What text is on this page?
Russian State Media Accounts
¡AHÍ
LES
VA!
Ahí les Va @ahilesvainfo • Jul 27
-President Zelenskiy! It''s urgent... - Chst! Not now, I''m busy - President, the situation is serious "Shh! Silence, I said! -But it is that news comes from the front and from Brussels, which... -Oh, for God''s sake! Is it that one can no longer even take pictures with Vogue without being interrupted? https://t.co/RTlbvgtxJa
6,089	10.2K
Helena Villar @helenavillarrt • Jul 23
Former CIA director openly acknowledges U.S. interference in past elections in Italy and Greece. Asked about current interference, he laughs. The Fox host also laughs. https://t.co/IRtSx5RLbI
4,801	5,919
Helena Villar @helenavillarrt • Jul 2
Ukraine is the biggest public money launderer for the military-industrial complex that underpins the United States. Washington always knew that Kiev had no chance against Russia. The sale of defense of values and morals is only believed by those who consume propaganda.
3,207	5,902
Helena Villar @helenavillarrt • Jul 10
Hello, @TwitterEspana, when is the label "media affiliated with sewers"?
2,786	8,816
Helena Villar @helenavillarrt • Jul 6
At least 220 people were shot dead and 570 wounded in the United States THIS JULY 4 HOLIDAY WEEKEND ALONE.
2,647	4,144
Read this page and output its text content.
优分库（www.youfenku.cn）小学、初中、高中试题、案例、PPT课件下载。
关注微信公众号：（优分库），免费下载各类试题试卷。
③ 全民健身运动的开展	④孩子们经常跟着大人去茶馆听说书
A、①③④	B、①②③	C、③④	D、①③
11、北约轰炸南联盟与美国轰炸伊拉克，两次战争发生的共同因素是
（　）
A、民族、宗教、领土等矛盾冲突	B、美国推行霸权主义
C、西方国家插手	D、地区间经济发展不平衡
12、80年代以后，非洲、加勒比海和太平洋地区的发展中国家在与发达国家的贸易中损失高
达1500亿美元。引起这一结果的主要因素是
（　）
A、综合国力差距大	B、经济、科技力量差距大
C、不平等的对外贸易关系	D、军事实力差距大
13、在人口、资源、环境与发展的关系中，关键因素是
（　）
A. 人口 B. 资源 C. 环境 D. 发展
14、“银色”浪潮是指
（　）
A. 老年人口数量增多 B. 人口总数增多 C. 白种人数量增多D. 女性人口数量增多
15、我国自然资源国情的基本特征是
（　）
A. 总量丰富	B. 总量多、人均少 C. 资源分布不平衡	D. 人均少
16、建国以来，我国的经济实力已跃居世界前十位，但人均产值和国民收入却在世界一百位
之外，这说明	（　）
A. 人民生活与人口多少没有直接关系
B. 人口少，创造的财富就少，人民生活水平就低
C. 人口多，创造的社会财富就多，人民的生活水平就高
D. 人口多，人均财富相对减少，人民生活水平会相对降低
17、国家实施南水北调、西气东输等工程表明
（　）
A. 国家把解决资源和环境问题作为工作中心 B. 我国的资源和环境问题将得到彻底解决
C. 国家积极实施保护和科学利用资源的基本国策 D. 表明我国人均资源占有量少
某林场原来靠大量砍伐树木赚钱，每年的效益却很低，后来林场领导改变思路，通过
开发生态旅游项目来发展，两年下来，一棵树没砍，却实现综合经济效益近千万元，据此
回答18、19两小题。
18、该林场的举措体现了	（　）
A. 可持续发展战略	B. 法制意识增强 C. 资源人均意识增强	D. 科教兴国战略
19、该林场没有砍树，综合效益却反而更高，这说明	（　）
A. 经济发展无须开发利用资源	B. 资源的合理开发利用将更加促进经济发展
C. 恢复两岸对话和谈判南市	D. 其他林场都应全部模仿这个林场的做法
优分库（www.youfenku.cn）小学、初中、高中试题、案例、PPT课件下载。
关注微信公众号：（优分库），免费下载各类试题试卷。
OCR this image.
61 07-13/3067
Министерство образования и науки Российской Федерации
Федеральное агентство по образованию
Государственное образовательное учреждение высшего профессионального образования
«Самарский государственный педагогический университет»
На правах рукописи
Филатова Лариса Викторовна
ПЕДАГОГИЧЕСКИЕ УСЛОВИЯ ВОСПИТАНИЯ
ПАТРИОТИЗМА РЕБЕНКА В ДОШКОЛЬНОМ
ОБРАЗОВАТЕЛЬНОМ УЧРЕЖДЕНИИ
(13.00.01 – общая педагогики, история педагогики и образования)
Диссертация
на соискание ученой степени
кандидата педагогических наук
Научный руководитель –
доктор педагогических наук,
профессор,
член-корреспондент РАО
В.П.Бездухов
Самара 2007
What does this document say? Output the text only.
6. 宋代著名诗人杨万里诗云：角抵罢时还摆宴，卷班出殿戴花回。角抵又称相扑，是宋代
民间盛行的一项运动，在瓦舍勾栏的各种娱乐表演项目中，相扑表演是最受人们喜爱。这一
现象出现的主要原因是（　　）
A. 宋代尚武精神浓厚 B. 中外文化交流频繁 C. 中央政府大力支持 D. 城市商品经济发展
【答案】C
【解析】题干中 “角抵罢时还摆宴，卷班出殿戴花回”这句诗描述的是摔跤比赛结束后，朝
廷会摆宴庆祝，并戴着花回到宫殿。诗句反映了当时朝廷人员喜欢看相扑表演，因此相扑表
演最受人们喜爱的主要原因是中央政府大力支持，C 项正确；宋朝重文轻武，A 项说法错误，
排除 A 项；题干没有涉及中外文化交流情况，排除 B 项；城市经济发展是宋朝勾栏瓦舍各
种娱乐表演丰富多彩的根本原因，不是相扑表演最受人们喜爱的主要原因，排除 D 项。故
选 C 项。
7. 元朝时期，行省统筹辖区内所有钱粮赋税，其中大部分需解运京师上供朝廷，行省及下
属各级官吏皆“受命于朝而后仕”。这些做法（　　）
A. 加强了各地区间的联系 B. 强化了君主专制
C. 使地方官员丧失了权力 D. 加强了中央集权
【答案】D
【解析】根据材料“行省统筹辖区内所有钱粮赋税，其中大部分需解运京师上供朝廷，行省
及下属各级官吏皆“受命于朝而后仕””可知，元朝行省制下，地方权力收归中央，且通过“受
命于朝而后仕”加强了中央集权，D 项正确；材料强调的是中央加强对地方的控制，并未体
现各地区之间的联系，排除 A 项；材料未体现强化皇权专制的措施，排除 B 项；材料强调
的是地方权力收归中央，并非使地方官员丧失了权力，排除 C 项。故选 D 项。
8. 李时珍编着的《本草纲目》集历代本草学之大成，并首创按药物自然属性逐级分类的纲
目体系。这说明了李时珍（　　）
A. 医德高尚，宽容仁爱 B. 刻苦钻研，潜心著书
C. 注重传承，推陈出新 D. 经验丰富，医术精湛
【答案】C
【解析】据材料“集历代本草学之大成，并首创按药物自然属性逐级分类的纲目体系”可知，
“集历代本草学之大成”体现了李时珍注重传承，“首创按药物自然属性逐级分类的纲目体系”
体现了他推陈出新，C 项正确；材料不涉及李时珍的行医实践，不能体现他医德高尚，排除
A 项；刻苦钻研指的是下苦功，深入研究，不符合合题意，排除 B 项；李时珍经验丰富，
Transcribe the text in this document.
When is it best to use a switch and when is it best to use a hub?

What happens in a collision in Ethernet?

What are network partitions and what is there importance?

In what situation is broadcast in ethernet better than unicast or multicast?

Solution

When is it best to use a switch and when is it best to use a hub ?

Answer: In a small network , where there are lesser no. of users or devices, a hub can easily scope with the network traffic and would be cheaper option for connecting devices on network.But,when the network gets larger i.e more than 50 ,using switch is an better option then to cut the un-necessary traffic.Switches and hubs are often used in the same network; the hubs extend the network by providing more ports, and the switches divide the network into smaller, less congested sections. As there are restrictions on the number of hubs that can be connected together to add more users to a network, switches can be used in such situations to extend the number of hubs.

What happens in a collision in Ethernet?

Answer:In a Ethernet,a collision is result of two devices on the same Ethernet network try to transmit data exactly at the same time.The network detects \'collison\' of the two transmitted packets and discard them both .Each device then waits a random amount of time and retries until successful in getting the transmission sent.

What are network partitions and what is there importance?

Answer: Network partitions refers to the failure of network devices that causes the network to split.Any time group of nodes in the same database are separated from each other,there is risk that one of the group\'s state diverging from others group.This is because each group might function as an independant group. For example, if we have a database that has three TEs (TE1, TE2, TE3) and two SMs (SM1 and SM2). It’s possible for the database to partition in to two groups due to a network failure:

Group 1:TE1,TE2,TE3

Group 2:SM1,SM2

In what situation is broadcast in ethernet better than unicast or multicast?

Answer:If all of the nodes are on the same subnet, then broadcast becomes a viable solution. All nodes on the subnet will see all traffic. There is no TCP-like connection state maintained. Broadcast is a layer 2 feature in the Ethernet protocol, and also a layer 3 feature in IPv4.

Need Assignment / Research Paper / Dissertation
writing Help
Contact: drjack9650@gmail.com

# # # # #

**WORK TO DO**
In the records, locate each line holding the string "集历代本草学之大成" and copy it.

**EXERCISE ANSWER**
8. 李时珍编着的《本草纲目》集历代本草学之大成，并首创按药物自然属性逐级分类的纲
【解析】据材料“集历代本草学之大成，并首创按药物自然属性逐级分类的纲目体系”可知，
“集历代本草学之大成”体现了李时珍注重传承，“首创按药物自然属性逐级分类的纲目体系”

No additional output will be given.